3
votes

What are the cases a queue manager can loose its connectivy to repository in cluster encironment? I have an environment where a queue manager is losing its connectivity to repository often and i need to refresh the cluster to fix this and to re-establish communication with other queue manager in the cluster.

Our cluster has 100 queue managers and we have 2 repositories in it.

1
What exactly do you mean by "a queue manager is losing its connectivity to repository often?" Channel goes to retry? Repository no longer shows up in DIS CLUSQMGR? Cluster member no longer shows up at repository DIS CLUSQMGR? What version of WMQ and what do the error logs show when this happens?T.Rob
Hello Rob, I didn't do this check's during the issue.I just tried to put test msg to remote q and it is failing with MQRC 2087 error code even though the queue exists on remote server. After a cluster refresh it is working fine. I will do these check when i face it again. We have our repository in MQV7 and all other servers on MQV6.Vignesh
Channels are not in retrying state.Vignesh

1 Answers

2
votes

There are a few different issues that can cause this. One is if there are explicitly defined CLUSSDR channels pointing to a non-repository QMgr. This causes repository messages to arrive at the non-repos QMgr which can cause its amqrrmfa repository process to die. Another is that there have been a few APARS (such as this one) which can lead to that process dieing. The solutions, respectively, are to fix the configuration issues or to apply the latest Fix Pack. Another issue, less commonly seen, is that a message to a new QMgr will error out before the new QMgr can resolve to the local QMgr. In this case, the REFRESH doesn't actually cause the remote QMgr to resolve, it just provides time for the resolution to complete.

Debugging this involves isolating the possible causes. Check that amqrrmfa is running. Check that all non-repository QMgrs have one and ONLY one explicitly defined CLUSSDR channel. Verify that all repositories have one and ONLY one explicitly defined CLUSSDR to each other repository. If overlapping clusters are used make sure to NOT overlap the channels. This means avoiding channel names like TO.QMGR and prefer names like CLUSTER.QMGR. Verify this by insuring channels do not use the CLUSNL attribute and use the CLUSTER attribute instead. Finally, reconcile the objects in both repositories and the non-repository by issuing DIS CLUSQMGR(*) and DIS QCLUSTER(*). The repositories should have identical object inventories. If that's wrong then there's the problem. The non-repository should have an entry for every QMgr it has previously talked to.

- [WORK TO COMPLETE]
(a) According to the answer in the queue manager cluster thread, what causes can make a queue manager lose contact with the repository? List each one.
(b) Output the queue manager cluster thread between "What are the" and "in the cluster.", inclusive.
The records that follow have no connection to the thread above.

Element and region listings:
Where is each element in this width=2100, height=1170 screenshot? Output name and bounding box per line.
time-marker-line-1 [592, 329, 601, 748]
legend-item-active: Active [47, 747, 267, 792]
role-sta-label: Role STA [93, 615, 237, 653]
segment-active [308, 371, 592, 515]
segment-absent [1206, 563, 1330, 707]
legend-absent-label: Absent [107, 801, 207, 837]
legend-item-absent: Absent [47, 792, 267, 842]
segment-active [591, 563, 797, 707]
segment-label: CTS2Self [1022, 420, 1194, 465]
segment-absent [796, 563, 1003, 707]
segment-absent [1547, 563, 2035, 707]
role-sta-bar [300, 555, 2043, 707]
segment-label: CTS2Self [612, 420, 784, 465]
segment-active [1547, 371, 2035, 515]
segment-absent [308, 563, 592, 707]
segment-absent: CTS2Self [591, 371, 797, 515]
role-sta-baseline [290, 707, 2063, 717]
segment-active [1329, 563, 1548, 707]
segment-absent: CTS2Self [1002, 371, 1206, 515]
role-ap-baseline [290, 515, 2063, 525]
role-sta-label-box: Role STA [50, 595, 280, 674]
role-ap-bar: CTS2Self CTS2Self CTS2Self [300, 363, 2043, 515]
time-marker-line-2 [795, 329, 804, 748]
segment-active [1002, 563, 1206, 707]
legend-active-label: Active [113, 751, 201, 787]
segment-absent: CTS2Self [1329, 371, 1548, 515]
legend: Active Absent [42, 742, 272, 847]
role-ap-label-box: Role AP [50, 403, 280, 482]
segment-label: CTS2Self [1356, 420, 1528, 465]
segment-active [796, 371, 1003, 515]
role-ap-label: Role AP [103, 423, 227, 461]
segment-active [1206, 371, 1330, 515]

- [SOLUTIONS FOR EACH TASK]
(a)
- Explicitly defined CLUSSDR channels pointing to a non-repository QMgr, which can make its amqrrmfa repository process die
- APARs that can lead to the amqrrmfa process dying
- A message to a new QMgr erroring out before the new QMgr can resolve to the local QMgr

(b)
What are the cases a queue manager can loose its connectivy to repository in cluster encironment? I have an environment where a queue manager is losing its connectivity to repository often and i need to refresh the cluster to fix this and to re-establish communication with other queue manager in the cluster.